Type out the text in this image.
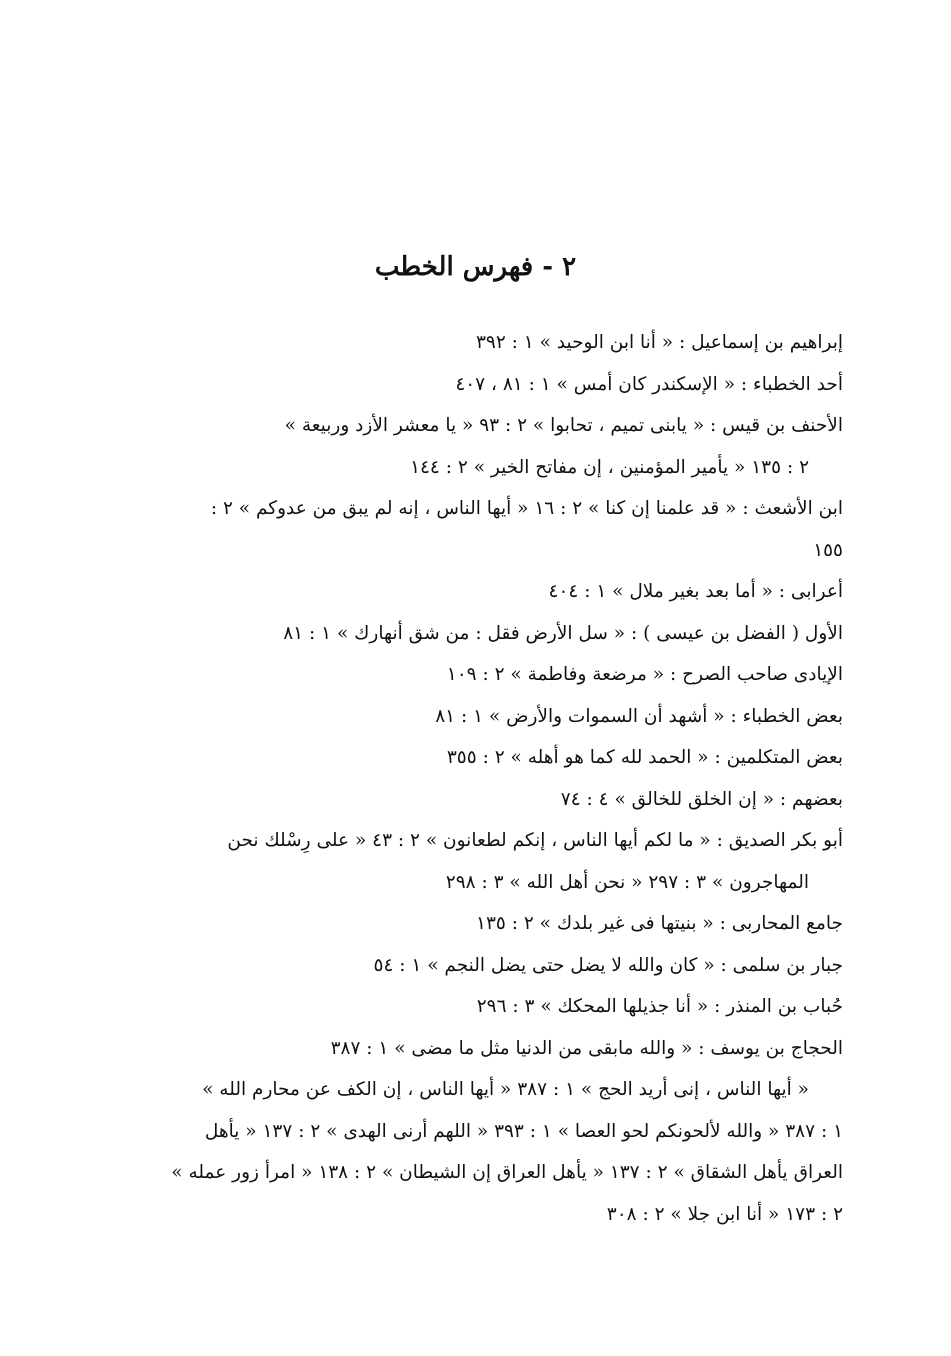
٢ - فهرس الخطب
إبراهيم بن إسماعيل : « أنا ابن الوحيد » ١ : ٣٩٢
أحد الخطباء : « الإسكندر كان أمس » ١ : ٨١ ، ٤٠٧
الأحنف بن قيس : « يابنى تميم ، تحابوا » ٢ : ٩٣ « يا معشر الأزد وربيعة »
٢ : ١٣٥ « يأمير المؤمنين ، إن مفاتح الخير » ٢ : ١٤٤
ابن الأشعث : « قد علمنا إن كنا » ٢ : ١٦ « أيها الناس ، إنه لم يبق من عدوكم » ٢ :
١٥٥
أعرابى : « أما بعد بغير ملال » ١ : ٤٠٤
الأول ( الفضل بن عيسى ) : « سل الأرض فقل : من شق أنهارك » ١ : ٨١
الإيادى صاحب الصرح : « مرضعة وفاطمة » ٢ : ١٠٩
بعض الخطباء : « أشهد أن السموات والأرض » ١ : ٨١
بعض المتكلمين : « الحمد لله كما هو أهله » ٢ : ٣٥٥
بعضهم : « إن الخلق للخالق » ٤ : ٧٤
أبو بكر الصديق : « ما لكم أيها الناس ، إنكم لطعانون » ٢ : ٤٣ « على رِسْلك نحن
المهاجرون » ٣ : ٢٩٧ « نحن أهل الله » ٣ : ٢٩٨
جامع المحاربى : « بنيتها فى غير بلدك » ٢ : ١٣٥
جبار بن سلمى : « كان والله لا يضل حتى يضل النجم » ١ : ٥٤
حُباب بن المنذر : « أنا جذيلها المحكك » ٣ : ٢٩٦
الحجاج بن يوسف : « والله مابقى من الدنيا مثل ما مضى » ١ : ٣٨٧
« أيها الناس ، إنى أريد الحج » ١ : ٣٨٧ « أيها الناس ، إن الكف عن محارم الله »
١ : ٣٨٧ « والله لألحونكم لحو العصا » ١ : ٣٩٣ « اللهم أرنى الهدى » ٢ : ١٣٧ « يأهل
العراق يأهل الشقاق » ٢ : ١٣٧ « يأهل العراق إن الشيطان » ٢ : ١٣٨ « امرأ زور عمله »
٢ : ١٧٣ « أنا ابن جلا » ٢ : ٣٠٨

◆ ◆ ◆

Do this:
Of all the lines in the data above, state how many include "الخطباء". Say only the number.

Answer in full:
2